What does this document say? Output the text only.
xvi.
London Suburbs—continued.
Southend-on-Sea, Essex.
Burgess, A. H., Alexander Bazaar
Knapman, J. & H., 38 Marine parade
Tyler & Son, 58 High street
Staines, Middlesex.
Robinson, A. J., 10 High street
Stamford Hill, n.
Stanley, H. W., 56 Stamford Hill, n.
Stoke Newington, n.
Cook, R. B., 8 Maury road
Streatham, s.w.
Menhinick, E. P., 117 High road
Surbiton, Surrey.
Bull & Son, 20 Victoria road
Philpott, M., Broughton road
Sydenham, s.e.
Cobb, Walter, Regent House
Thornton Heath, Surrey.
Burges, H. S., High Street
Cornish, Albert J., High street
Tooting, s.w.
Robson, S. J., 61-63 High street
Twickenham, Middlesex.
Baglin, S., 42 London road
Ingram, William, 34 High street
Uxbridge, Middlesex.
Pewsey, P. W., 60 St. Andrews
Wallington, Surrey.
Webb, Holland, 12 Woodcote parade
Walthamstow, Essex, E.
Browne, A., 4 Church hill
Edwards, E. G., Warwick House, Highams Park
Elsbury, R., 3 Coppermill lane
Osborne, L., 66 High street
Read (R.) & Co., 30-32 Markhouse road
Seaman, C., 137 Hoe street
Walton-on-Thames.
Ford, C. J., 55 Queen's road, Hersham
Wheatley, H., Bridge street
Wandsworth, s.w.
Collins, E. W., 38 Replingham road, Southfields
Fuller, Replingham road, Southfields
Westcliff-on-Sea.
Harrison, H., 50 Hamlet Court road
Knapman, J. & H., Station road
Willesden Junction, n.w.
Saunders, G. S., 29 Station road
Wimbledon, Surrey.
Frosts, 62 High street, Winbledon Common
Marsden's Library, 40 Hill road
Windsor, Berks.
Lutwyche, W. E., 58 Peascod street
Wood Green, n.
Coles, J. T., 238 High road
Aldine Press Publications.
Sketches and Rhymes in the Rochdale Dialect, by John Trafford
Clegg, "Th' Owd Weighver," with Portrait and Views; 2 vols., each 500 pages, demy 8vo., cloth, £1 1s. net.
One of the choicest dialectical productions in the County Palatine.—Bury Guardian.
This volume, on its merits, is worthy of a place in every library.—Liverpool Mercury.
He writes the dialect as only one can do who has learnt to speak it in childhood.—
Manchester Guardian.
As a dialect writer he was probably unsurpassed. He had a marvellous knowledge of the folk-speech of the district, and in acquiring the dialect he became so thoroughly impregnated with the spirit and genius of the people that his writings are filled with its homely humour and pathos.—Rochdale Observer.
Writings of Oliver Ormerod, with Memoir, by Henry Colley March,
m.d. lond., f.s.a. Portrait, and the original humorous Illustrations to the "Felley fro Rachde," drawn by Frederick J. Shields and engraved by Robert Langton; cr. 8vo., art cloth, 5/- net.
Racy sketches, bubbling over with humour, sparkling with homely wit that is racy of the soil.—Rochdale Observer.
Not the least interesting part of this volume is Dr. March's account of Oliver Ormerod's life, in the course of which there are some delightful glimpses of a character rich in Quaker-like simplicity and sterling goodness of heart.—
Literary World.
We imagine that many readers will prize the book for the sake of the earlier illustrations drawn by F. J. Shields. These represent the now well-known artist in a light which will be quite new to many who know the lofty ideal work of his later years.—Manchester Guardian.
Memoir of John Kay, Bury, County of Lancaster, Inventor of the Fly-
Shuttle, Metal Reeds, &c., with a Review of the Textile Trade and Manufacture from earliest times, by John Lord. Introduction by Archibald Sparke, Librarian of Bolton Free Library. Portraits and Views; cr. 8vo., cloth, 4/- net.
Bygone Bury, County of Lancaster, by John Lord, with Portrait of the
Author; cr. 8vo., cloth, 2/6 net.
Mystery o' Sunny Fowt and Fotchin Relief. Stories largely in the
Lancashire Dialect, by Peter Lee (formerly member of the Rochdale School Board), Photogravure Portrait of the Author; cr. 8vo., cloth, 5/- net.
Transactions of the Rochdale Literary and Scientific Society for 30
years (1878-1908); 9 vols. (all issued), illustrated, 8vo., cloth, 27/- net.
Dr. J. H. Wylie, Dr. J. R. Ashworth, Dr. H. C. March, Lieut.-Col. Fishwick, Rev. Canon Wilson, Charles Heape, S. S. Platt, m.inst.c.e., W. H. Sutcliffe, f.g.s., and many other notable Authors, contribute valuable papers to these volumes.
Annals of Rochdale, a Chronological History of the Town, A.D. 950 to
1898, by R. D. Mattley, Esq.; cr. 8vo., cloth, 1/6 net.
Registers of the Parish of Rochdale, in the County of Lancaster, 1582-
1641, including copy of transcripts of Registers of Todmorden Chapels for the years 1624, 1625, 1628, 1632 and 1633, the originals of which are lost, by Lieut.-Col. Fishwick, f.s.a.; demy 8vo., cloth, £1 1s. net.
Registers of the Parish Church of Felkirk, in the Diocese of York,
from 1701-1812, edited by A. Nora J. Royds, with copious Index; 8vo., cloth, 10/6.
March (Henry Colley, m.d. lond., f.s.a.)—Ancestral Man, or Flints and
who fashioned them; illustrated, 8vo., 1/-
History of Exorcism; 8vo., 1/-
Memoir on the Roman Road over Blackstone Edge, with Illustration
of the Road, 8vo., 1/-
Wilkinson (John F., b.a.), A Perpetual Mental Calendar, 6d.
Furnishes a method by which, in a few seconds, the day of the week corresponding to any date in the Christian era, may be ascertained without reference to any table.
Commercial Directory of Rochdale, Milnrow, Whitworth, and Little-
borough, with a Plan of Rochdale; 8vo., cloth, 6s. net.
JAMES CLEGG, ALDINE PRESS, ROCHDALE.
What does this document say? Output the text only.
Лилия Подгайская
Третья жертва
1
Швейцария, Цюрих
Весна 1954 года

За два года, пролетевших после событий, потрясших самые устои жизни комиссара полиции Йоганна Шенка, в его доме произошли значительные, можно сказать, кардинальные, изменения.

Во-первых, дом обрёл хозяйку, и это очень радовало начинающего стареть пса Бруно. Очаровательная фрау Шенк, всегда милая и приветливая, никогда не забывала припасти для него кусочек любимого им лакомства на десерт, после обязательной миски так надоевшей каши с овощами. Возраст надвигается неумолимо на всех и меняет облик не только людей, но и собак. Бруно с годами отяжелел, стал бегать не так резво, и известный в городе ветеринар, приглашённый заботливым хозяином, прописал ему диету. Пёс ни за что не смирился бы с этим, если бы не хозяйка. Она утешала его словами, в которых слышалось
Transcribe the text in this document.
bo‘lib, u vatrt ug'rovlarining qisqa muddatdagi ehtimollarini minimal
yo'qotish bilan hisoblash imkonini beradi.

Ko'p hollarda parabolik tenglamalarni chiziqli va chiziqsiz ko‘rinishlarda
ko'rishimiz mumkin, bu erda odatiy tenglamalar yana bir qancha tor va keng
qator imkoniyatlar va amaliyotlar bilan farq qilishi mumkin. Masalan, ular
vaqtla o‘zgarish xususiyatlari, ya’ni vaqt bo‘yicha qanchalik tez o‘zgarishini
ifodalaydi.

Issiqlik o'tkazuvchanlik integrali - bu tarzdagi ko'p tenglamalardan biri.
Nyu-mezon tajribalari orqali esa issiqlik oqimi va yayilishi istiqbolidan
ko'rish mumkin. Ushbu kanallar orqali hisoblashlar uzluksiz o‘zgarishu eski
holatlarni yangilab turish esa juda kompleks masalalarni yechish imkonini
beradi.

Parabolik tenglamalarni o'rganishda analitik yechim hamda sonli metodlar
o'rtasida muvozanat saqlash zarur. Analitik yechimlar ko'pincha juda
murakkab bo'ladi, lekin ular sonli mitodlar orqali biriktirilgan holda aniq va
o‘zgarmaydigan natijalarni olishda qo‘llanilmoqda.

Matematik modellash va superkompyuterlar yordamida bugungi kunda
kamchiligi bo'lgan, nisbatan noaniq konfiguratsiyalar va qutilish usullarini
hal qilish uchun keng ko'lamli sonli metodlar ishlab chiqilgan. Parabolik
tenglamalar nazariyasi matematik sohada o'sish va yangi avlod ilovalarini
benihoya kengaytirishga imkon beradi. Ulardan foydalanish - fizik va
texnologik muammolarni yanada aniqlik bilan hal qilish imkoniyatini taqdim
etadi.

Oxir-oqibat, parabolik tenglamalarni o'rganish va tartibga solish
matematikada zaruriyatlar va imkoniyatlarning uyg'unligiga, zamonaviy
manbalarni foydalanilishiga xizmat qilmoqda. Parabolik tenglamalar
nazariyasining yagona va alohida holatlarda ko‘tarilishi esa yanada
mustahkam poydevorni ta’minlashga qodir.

=====

# [What you need to do]
Starting with the line that contains "Transcribe the text in this document.", return each line through the last one of the data above, exactly as written and nothing more.

# [Answer for this exercise]
Transcribe the text in this document.
bo‘lib, u vatrt ug'rovlarining qisqa muddatdagi ehtimollarini minimal
yo'qotish bilan hisoblash imkonini beradi.

Ko'p hollarda parabolik tenglamalarni chiziqli va chiziqsiz ko‘rinishlarda
ko'rishimiz mumkin, bu erda odatiy tenglamalar yana bir qancha tor va keng
qator imkoniyatlar va amaliyotlar bilan farq qilishi mumkin. Masalan, ular
vaqtla o‘zgarish xususiyatlari, ya’ni vaqt bo‘yicha qanchalik tez o‘zgarishini
ifodalaydi.

Issiqlik o'tkazuvchanlik integrali - bu tarzdagi ko'p tenglamalardan biri.
Nyu-mezon tajribalari orqali esa issiqlik oqimi va yayilishi istiqbolidan
ko'rish mumkin. Ushbu kanallar orqali hisoblashlar uzluksiz o‘zgarishu eski
holatlarni yangilab turish esa juda kompleks masalalarni yechish imkonini
beradi.

Parabolik tenglamalarni o'rganishda analitik yechim hamda sonli metodlar
o'rtasida muvozanat saqlash zarur. Analitik yechimlar ko'pincha juda
murakkab bo'ladi, lekin ular sonli mitodlar orqali biriktirilgan holda aniq va
o‘zgarmaydigan natijalarni olishda qo‘llanilmoqda.

Matematik modellash va superkompyuterlar yordamida bugungi kunda
kamchiligi bo'lgan, nisbatan noaniq konfiguratsiyalar va qutilish usullarini
hal qilish uchun keng ko'lamli sonli metodlar ishlab chiqilgan. Parabolik
tenglamalar nazariyasi matematik sohada o'sish va yangi avlod ilovalarini
benihoya kengaytirishga imkon beradi. Ulardan foydalanish - fizik va
texnologik muammolarni yanada aniqlik bilan hal qilish imkoniyatini taqdim
etadi.

Oxir-oqibat, parabolik tenglamalarni o'rganish va tartibga solish
matematikada zaruriyatlar va imkoniyatlarning uyg'unligiga, zamonaviy
manbalarni foydalanilishiga xizmat qilmoqda. Parabolik tenglamalar
nazariyasining yagona va alohida holatlarda ko‘tarilishi esa yanada
mustahkam poydevorni ta’minlashga qodir.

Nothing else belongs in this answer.